── Records for this task ──

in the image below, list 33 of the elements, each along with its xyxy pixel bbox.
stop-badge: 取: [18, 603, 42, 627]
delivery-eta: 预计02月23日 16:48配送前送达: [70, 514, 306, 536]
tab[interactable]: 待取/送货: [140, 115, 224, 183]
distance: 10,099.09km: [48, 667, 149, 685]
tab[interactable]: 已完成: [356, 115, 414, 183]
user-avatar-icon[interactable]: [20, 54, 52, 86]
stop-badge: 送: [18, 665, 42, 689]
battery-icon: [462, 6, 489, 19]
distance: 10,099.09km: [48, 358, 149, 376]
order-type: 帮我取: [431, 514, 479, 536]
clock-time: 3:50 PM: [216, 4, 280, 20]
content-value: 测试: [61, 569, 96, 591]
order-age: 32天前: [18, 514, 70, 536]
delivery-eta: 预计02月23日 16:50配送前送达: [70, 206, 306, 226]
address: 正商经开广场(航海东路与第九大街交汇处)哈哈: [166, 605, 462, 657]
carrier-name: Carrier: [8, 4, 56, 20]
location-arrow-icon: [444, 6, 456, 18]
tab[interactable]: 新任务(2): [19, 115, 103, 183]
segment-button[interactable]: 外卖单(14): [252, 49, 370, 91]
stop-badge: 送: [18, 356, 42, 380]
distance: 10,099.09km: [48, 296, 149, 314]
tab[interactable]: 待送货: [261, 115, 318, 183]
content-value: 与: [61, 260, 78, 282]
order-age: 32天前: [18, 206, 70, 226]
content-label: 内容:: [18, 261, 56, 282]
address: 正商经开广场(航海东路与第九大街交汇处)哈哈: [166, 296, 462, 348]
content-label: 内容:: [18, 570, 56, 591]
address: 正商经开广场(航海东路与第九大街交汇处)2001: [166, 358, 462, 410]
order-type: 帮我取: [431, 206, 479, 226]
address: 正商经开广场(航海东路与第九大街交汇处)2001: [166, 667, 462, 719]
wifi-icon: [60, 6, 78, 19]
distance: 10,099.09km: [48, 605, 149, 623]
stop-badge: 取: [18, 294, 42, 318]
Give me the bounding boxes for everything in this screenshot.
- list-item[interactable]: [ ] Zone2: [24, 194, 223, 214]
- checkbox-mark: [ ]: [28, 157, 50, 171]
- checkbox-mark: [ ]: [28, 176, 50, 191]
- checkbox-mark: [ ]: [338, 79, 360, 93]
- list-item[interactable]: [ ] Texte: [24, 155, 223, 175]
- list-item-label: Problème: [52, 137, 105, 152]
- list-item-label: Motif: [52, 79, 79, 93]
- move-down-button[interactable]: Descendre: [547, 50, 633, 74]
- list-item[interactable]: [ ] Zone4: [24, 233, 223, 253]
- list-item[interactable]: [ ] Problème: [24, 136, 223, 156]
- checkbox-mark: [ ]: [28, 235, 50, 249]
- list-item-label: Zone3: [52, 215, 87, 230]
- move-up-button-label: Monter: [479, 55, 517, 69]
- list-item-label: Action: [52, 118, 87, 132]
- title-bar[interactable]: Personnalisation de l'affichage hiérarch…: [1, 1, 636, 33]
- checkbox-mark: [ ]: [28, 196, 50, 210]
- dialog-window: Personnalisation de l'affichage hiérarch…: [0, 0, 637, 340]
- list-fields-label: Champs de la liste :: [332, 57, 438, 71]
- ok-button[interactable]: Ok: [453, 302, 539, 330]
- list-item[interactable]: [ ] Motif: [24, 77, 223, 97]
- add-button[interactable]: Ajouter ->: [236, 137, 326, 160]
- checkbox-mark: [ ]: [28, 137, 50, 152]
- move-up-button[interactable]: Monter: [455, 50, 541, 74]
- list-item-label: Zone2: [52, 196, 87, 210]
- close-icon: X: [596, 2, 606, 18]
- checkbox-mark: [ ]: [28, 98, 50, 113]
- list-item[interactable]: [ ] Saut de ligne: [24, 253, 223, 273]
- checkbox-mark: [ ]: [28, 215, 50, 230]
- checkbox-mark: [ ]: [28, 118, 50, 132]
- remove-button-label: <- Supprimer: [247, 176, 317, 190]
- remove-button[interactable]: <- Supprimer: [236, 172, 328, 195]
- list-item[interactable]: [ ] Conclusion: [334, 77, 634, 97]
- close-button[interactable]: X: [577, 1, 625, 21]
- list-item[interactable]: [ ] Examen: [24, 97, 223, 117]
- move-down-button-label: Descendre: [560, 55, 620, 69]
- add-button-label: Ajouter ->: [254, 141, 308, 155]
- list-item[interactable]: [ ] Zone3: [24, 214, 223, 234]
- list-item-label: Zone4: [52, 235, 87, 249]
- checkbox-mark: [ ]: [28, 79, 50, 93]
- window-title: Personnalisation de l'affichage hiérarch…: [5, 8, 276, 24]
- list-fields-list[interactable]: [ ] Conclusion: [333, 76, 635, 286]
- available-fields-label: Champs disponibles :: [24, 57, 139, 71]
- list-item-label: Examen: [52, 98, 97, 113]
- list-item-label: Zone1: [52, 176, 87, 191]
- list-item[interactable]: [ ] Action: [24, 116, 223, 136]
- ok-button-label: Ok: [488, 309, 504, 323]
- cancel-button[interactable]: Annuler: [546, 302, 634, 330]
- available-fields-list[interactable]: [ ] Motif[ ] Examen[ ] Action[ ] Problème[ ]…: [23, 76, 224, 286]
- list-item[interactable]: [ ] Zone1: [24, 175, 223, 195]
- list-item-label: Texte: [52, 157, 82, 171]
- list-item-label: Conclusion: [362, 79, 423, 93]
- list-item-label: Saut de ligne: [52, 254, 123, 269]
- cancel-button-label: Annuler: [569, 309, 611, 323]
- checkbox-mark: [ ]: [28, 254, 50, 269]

───

What is required: Edit the listing above by changing each "stop-badge" to "stop-marker" and leaving every other line and character as it is.

Solution:
in the image below, list 33 of the elements, each along with its xyxy pixel bbox.
stop-marker: 取: [18, 603, 42, 627]
delivery-eta: 预计02月23日 16:48配送前送达: [70, 514, 306, 536]
tab[interactable]: 待取/送货: [140, 115, 224, 183]
distance: 10,099.09km: [48, 667, 149, 685]
tab[interactable]: 已完成: [356, 115, 414, 183]
user-avatar-icon[interactable]: [20, 54, 52, 86]
stop-marker: 送: [18, 665, 42, 689]
battery-icon: [462, 6, 489, 19]
distance: 10,099.09km: [48, 358, 149, 376]
order-type: 帮我取: [431, 514, 479, 536]
clock-time: 3:50 PM: [216, 4, 280, 20]
content-value: 测试: [61, 569, 96, 591]
order-age: 32天前: [18, 514, 70, 536]
delivery-eta: 预计02月23日 16:50配送前送达: [70, 206, 306, 226]
address: 正商经开广场(航海东路与第九大街交汇处)哈哈: [166, 605, 462, 657]
carrier-name: Carrier: [8, 4, 56, 20]
location-arrow-icon: [444, 6, 456, 18]
tab[interactable]: 新任务(2): [19, 115, 103, 183]
segment-button[interactable]: 外卖单(14): [252, 49, 370, 91]
stop-marker: 送: [18, 356, 42, 380]
distance: 10,099.09km: [48, 296, 149, 314]
tab[interactable]: 待送货: [261, 115, 318, 183]
content-value: 与: [61, 260, 78, 282]
order-age: 32天前: [18, 206, 70, 226]
content-label: 内容:: [18, 261, 56, 282]
address: 正商经开广场(航海东路与第九大街交汇处)哈哈: [166, 296, 462, 348]
content-label: 内容:: [18, 570, 56, 591]
address: 正商经开广场(航海东路与第九大街交汇处)2001: [166, 358, 462, 410]
order-type: 帮我取: [431, 206, 479, 226]
address: 正商经开广场(航海东路与第九大街交汇处)2001: [166, 667, 462, 719]
wifi-icon: [60, 6, 78, 19]
distance: 10,099.09km: [48, 605, 149, 623]
stop-marker: 取: [18, 294, 42, 318]
Give me the bounding boxes for everything in this screenshot.
- list-item[interactable]: [ ] Zone2: [24, 194, 223, 214]
- checkbox-mark: [ ]: [28, 157, 50, 171]
- checkbox-mark: [ ]: [28, 176, 50, 191]
- checkbox-mark: [ ]: [338, 79, 360, 93]
- list-item[interactable]: [ ] Texte: [24, 155, 223, 175]
- list-item-label: Problème: [52, 137, 105, 152]
- list-item-label: Motif: [52, 79, 79, 93]
- move-down-button[interactable]: Descendre: [547, 50, 633, 74]
- list-item[interactable]: [ ] Zone4: [24, 233, 223, 253]
- list-item[interactable]: [ ] Problème: [24, 136, 223, 156]
- checkbox-mark: [ ]: [28, 235, 50, 249]
- list-item-label: Zone3: [52, 215, 87, 230]
- move-up-button-label: Monter: [479, 55, 517, 69]
- list-item-label: Action: [52, 118, 87, 132]
- title-bar[interactable]: Personnalisation de l'affichage hiérarch…: [1, 1, 636, 33]
- checkbox-mark: [ ]: [28, 196, 50, 210]
- dialog-window: Personnalisation de l'affichage hiérarch…: [0, 0, 637, 340]
- list-fields-label: Champs de la liste :: [332, 57, 438, 71]
- ok-button[interactable]: Ok: [453, 302, 539, 330]
- list-item[interactable]: [ ] Motif: [24, 77, 223, 97]
- add-button[interactable]: Ajouter ->: [236, 137, 326, 160]
- checkbox-mark: [ ]: [28, 137, 50, 152]
- move-up-button[interactable]: Monter: [455, 50, 541, 74]
- list-item-label: Zone2: [52, 196, 87, 210]
- close-icon: X: [596, 2, 606, 18]
- checkbox-mark: [ ]: [28, 98, 50, 113]
- list-item[interactable]: [ ] Saut de ligne: [24, 253, 223, 273]
- checkbox-mark: [ ]: [28, 215, 50, 230]
- checkbox-mark: [ ]: [28, 118, 50, 132]
- remove-button-label: <- Supprimer: [247, 176, 317, 190]
- remove-button[interactable]: <- Supprimer: [236, 172, 328, 195]
- list-item[interactable]: [ ] Conclusion: [334, 77, 634, 97]
- close-button[interactable]: X: [577, 1, 625, 21]
- list-item[interactable]: [ ] Examen: [24, 97, 223, 117]
- move-down-button-label: Descendre: [560, 55, 620, 69]
- add-button-label: Ajouter ->: [254, 141, 308, 155]
- list-item[interactable]: [ ] Zone3: [24, 214, 223, 234]
- list-item-label: Zone4: [52, 235, 87, 249]
- checkbox-mark: [ ]: [28, 79, 50, 93]
- window-title: Personnalisation de l'affichage hiérarch…: [5, 8, 276, 24]
- list-fields-list[interactable]: [ ] Conclusion: [333, 76, 635, 286]
- available-fields-label: Champs disponibles :: [24, 57, 139, 71]
- list-item-label: Examen: [52, 98, 97, 113]
- list-item-label: Zone1: [52, 176, 87, 191]
- list-item[interactable]: [ ] Action: [24, 116, 223, 136]
- ok-button-label: Ok: [488, 309, 504, 323]
- cancel-button[interactable]: Annuler: [546, 302, 634, 330]
- available-fields-list[interactable]: [ ] Motif[ ] Examen[ ] Action[ ] Problème[ ]…: [23, 76, 224, 286]
- list-item[interactable]: [ ] Zone1: [24, 175, 223, 195]
- list-item-label: Texte: [52, 157, 82, 171]
- list-item-label: Conclusion: [362, 79, 423, 93]
- list-item-label: Saut de ligne: [52, 254, 123, 269]
- cancel-button-label: Annuler: [569, 309, 611, 323]
- checkbox-mark: [ ]: [28, 254, 50, 269]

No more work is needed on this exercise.